THE TASK -
Reproduce all the entries precisely.

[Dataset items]
=======

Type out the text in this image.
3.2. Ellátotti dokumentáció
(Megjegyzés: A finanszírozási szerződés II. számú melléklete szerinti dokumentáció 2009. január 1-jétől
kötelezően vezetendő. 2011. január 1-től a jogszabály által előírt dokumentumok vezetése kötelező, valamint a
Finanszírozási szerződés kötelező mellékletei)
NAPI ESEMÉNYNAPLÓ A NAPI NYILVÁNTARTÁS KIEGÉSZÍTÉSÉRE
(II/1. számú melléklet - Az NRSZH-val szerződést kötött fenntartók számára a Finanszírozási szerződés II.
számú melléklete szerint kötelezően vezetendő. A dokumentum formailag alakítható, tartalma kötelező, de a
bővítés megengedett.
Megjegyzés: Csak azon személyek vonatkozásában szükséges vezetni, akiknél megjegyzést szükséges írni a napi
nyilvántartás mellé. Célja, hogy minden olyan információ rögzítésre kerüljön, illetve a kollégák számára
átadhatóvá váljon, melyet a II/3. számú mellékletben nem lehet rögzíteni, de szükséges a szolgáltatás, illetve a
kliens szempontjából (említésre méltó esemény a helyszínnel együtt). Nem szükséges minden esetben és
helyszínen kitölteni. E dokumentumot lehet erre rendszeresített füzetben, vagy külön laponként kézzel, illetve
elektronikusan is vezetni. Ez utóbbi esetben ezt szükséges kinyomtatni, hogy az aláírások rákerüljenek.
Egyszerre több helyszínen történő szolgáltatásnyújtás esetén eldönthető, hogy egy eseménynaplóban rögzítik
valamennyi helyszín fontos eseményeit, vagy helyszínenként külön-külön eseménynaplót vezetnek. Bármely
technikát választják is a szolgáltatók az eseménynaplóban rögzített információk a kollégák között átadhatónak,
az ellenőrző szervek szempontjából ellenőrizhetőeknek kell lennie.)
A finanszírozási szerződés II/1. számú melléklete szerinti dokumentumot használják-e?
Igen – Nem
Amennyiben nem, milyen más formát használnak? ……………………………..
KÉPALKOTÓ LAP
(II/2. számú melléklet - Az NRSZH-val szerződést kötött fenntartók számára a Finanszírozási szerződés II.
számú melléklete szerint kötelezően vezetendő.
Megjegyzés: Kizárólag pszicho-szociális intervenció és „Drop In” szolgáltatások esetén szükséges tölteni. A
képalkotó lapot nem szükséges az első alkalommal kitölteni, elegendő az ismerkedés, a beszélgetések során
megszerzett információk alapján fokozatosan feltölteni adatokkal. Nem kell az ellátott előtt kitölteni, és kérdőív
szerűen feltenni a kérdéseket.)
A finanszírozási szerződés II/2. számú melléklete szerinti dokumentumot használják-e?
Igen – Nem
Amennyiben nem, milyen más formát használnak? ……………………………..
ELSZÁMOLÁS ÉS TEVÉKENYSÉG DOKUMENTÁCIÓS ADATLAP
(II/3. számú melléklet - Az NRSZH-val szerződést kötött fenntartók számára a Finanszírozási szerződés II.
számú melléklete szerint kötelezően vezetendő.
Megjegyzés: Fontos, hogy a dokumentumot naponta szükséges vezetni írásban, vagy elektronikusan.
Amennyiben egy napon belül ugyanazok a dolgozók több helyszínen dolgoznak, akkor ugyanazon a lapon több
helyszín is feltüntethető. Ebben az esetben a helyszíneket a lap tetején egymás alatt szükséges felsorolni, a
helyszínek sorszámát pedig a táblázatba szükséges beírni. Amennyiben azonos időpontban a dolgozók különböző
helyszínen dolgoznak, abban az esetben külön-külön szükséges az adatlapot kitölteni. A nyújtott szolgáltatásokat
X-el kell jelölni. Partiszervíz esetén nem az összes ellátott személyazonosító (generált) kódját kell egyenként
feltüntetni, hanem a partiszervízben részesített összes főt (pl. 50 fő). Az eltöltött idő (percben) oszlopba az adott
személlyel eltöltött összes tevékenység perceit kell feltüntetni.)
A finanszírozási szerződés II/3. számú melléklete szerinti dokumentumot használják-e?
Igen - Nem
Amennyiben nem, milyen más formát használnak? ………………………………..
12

=======

REPLY -
Type out the text in this image.
3.2. Ellátotti dokumentáció
(Megjegyzés: A finanszírozási szerződés II. számú melléklete szerinti dokumentáció 2009. január 1-jétől
kötelezően vezetendő. 2011. január 1-től a jogszabály által előírt dokumentumok vezetése kötelező, valamint a
Finanszírozási szerződés kötelező mellékletei)
NAPI ESEMÉNYNAPLÓ A NAPI NYILVÁNTARTÁS KIEGÉSZÍTÉSÉRE
(II/1. számú melléklet - Az NRSZH-val szerződést kötött fenntartók számára a Finanszírozási szerződés II.
számú melléklete szerint kötelezően vezetendő. A dokumentum formailag alakítható, tartalma kötelező, de a
bővítés megengedett.
Megjegyzés: Csak azon személyek vonatkozásában szükséges vezetni, akiknél megjegyzést szükséges írni a napi
nyilvántartás mellé. Célja, hogy minden olyan információ rögzítésre kerüljön, illetve a kollégák számára
átadhatóvá váljon, melyet a II/3. számú mellékletben nem lehet rögzíteni, de szükséges a szolgáltatás, illetve a
kliens szempontjából (említésre méltó esemény a helyszínnel együtt). Nem szükséges minden esetben és
helyszínen kitölteni. E dokumentumot lehet erre rendszeresített füzetben, vagy külön laponként kézzel, illetve
elektronikusan is vezetni. Ez utóbbi esetben ezt szükséges kinyomtatni, hogy az aláírások rákerüljenek.
Egyszerre több helyszínen történő szolgáltatásnyújtás esetén eldönthető, hogy egy eseménynaplóban rögzítik
valamennyi helyszín fontos eseményeit, vagy helyszínenként külön-külön eseménynaplót vezetnek. Bármely
technikát választják is a szolgáltatók az eseménynaplóban rögzített információk a kollégák között átadhatónak,
az ellenőrző szervek szempontjából ellenőrizhetőeknek kell lennie.)
A finanszírozási szerződés II/1. számú melléklete szerinti dokumentumot használják-e?
Igen – Nem
Amennyiben nem, milyen más formát használnak? ……………………………..
KÉPALKOTÓ LAP
(II/2. számú melléklet - Az NRSZH-val szerződést kötött fenntartók számára a Finanszírozási szerződés II.
számú melléklete szerint kötelezően vezetendő.
Megjegyzés: Kizárólag pszicho-szociális intervenció és „Drop In” szolgáltatások esetén szükséges tölteni. A
képalkotó lapot nem szükséges az első alkalommal kitölteni, elegendő az ismerkedés, a beszélgetések során
megszerzett információk alapján fokozatosan feltölteni adatokkal. Nem kell az ellátott előtt kitölteni, és kérdőív
szerűen feltenni a kérdéseket.)
A finanszírozási szerződés II/2. számú melléklete szerinti dokumentumot használják-e?
Igen – Nem
Amennyiben nem, milyen más formát használnak? ……………………………..
ELSZÁMOLÁS ÉS TEVÉKENYSÉG DOKUMENTÁCIÓS ADATLAP
(II/3. számú melléklet - Az NRSZH-val szerződést kötött fenntartók számára a Finanszírozási szerződés II.
számú melléklete szerint kötelezően vezetendő.
Megjegyzés: Fontos, hogy a dokumentumot naponta szükséges vezetni írásban, vagy elektronikusan.
Amennyiben egy napon belül ugyanazok a dolgozók több helyszínen dolgoznak, akkor ugyanazon a lapon több
helyszín is feltüntethető. Ebben az esetben a helyszíneket a lap tetején egymás alatt szükséges felsorolni, a
helyszínek sorszámát pedig a táblázatba szükséges beírni. Amennyiben azonos időpontban a dolgozók különböző
helyszínen dolgoznak, abban az esetben külön-külön szükséges az adatlapot kitölteni. A nyújtott szolgáltatásokat
X-el kell jelölni. Partiszervíz esetén nem az összes ellátott személyazonosító (generált) kódját kell egyenként
feltüntetni, hanem a partiszervízben részesített összes főt (pl. 50 fő). Az eltöltött idő (percben) oszlopba az adott
személlyel eltöltött összes tevékenység perceit kell feltüntetni.)
A finanszírozási szerződés II/3. számú melléklete szerinti dokumentumot használják-e?
Igen - Nem
Amennyiben nem, milyen más formát használnak? ………………………………..
12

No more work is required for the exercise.